### Do this
Look through the lines below and extract each one that contains "Rent".

□ □ □ □ □ □ □

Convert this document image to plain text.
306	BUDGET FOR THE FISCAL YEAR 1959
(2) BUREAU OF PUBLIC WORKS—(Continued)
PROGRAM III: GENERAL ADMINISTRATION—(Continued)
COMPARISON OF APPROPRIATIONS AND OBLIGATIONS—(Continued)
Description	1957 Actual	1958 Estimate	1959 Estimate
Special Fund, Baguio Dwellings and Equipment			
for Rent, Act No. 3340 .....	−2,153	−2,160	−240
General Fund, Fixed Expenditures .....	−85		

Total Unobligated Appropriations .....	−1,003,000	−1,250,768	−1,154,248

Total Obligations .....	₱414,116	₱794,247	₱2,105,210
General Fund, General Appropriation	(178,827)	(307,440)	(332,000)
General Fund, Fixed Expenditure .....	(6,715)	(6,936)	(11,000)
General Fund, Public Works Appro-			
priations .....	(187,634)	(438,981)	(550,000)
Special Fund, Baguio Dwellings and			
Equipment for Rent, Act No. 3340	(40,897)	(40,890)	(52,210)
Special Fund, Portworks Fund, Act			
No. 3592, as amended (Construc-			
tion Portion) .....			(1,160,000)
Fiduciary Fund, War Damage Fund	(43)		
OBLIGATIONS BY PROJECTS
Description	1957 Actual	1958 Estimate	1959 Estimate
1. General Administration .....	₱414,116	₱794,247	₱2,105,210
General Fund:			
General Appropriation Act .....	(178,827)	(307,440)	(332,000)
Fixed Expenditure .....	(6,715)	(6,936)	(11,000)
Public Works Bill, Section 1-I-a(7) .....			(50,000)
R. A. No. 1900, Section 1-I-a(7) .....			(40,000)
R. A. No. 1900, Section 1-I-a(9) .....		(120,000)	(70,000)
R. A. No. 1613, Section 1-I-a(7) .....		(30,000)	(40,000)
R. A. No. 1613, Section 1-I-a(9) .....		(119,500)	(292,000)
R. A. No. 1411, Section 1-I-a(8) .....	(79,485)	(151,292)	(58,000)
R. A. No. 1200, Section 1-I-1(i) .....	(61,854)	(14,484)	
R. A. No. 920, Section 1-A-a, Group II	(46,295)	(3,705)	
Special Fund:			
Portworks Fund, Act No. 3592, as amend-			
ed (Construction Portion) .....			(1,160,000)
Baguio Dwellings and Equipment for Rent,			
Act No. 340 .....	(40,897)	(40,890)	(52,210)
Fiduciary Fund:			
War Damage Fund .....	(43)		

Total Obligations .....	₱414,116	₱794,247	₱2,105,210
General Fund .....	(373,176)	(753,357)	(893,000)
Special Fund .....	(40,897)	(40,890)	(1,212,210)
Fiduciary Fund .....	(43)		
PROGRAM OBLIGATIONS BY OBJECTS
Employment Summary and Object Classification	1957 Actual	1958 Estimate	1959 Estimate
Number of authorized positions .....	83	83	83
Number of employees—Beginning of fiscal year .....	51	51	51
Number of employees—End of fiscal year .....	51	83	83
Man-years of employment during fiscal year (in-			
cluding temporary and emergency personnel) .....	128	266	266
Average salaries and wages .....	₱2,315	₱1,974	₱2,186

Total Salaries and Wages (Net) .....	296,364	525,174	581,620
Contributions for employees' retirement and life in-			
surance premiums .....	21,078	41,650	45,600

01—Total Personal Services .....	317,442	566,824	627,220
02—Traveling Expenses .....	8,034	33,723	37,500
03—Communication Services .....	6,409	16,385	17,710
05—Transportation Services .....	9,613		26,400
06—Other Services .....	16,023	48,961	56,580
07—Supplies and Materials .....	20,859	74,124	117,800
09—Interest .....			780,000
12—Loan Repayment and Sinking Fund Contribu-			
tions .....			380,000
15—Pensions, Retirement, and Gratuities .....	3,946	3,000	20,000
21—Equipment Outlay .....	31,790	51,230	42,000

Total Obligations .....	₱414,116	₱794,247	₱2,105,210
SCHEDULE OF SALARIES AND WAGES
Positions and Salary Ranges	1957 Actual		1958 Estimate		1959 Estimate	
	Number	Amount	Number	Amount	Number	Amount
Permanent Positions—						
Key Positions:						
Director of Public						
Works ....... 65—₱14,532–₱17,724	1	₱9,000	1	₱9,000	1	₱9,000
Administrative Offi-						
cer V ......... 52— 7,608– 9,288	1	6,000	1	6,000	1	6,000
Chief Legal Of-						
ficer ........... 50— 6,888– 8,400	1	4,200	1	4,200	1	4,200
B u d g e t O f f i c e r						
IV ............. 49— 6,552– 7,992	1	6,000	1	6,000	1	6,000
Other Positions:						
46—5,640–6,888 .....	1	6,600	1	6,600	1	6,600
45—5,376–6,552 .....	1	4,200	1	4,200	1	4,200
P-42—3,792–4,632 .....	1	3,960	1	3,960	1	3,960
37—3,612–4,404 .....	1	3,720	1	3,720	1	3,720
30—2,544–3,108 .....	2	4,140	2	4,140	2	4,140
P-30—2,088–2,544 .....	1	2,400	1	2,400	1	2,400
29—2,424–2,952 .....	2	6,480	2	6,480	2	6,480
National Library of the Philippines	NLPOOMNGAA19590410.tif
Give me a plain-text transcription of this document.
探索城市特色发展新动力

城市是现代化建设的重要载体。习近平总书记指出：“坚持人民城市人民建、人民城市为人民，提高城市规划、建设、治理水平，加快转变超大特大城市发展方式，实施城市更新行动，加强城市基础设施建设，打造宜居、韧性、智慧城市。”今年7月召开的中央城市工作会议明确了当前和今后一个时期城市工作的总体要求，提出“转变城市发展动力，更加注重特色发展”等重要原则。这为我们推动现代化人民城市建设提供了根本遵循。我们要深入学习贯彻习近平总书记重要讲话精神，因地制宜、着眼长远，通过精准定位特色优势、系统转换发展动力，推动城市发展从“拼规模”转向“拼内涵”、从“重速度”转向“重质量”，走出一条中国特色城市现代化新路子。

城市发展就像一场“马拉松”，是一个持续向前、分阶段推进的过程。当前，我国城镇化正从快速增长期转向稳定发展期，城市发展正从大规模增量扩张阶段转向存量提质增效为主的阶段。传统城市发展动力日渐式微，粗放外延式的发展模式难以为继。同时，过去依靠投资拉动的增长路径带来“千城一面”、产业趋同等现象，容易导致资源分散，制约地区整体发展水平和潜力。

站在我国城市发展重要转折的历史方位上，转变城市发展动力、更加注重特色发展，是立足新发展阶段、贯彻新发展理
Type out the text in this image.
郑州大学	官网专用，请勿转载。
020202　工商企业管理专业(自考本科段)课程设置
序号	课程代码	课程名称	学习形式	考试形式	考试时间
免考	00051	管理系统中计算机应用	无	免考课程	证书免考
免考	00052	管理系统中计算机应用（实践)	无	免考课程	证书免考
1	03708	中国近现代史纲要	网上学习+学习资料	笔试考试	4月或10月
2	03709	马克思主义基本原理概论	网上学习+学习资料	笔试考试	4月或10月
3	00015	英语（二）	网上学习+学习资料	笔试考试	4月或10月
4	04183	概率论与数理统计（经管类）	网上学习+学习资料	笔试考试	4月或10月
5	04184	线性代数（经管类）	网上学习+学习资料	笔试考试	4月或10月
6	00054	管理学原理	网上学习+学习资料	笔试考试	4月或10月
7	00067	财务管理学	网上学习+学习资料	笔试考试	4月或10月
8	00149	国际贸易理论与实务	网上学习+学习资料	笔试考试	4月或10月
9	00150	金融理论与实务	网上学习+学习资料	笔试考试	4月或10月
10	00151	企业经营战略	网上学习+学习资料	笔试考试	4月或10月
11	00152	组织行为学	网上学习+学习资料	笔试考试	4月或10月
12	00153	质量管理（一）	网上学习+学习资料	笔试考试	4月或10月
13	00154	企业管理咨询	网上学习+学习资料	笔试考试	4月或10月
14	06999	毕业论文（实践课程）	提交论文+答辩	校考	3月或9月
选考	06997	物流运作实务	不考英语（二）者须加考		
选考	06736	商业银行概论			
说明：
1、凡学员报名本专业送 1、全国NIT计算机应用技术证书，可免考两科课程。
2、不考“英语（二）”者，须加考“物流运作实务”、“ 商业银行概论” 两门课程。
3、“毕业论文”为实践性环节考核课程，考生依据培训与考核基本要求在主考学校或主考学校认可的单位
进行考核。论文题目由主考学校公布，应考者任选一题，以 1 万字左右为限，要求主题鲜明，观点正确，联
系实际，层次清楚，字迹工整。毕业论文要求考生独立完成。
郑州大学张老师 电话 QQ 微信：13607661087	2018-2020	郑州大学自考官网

□ □ □ □ □ □ □

### The result
for Rent, Act No. 3340 .....	−2,153	−2,160	−240
Equipment for Rent, Act No. 3340	(40,897)	(40,890)	(52,210)
Baguio Dwellings and Equipment for Rent,			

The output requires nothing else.